Print, exactly and completely, every entry in the data.

※

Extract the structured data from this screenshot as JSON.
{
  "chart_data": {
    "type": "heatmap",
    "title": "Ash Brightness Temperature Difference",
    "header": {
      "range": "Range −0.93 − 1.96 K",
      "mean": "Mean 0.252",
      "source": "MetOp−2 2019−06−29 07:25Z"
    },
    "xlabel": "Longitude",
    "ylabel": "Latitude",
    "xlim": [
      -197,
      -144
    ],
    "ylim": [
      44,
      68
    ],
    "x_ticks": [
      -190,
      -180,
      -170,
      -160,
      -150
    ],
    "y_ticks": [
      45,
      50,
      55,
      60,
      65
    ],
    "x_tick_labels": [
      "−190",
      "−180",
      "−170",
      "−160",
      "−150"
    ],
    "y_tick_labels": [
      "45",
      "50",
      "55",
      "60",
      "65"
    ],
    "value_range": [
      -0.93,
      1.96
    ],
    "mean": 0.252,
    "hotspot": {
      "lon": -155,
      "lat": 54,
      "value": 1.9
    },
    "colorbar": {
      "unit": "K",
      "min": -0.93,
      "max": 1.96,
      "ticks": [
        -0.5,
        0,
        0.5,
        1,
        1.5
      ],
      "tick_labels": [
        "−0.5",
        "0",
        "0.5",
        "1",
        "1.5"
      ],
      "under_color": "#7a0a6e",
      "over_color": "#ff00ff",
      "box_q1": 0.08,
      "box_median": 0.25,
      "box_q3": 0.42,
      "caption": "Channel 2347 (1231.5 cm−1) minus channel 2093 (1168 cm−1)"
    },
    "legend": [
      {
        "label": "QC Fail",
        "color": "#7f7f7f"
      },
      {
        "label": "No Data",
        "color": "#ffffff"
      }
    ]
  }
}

※

The response:
Extract the structured data from this screenshot as JSON.
{
  "chart_data": {
    "type": "heatmap",
    "title": "Ash Brightness Temperature Difference",
    "header": {
      "range": "Range −0.93 − 1.96 K",
      "mean": "Mean 0.252",
      "source": "MetOp−2 2019−06−29 07:25Z"
    },
    "xlabel": "Longitude",
    "ylabel": "Latitude",
    "xlim": [
      -197,
      -144
    ],
    "ylim": [
      44,
      68
    ],
    "x_ticks": [
      -190,
      -180,
      -170,
      -160,
      -150
    ],
    "y_ticks": [
      45,
      50,
      55,
      60,
      65
    ],
    "x_tick_labels": [
      "−190",
      "−180",
      "−170",
      "−160",
      "−150"
    ],
    "y_tick_labels": [
      "45",
      "50",
      "55",
      "60",
      "65"
    ],
    "value_range": [
      -0.93,
      1.96
    ],
    "mean": 0.252,
    "hotspot": {
      "lon": -155,
      "lat": 54,
      "value": 1.9
    },
    "colorbar": {
      "unit": "K",
      "min": -0.93,
      "max": 1.96,
      "ticks": [
        -0.5,
        0,
        0.5,
        1,
        1.5
      ],
      "tick_labels": [
        "−0.5",
        "0",
        "0.5",
        "1",
        "1.5"
      ],
      "under_color": "#7a0a6e",
      "over_color": "#ff00ff",
      "box_q1": 0.08,
      "box_median": 0.25,
      "box_q3": 0.42,
      "caption": "Channel 2347 (1231.5 cm−1) minus channel 2093 (1168 cm−1)"
    },
    "legend": [
      {
        "label": "QC Fail",
        "color": "#7f7f7f"
      },
      {
        "label": "No Data",
        "color": "#ffffff"
      }
    ]
  }
}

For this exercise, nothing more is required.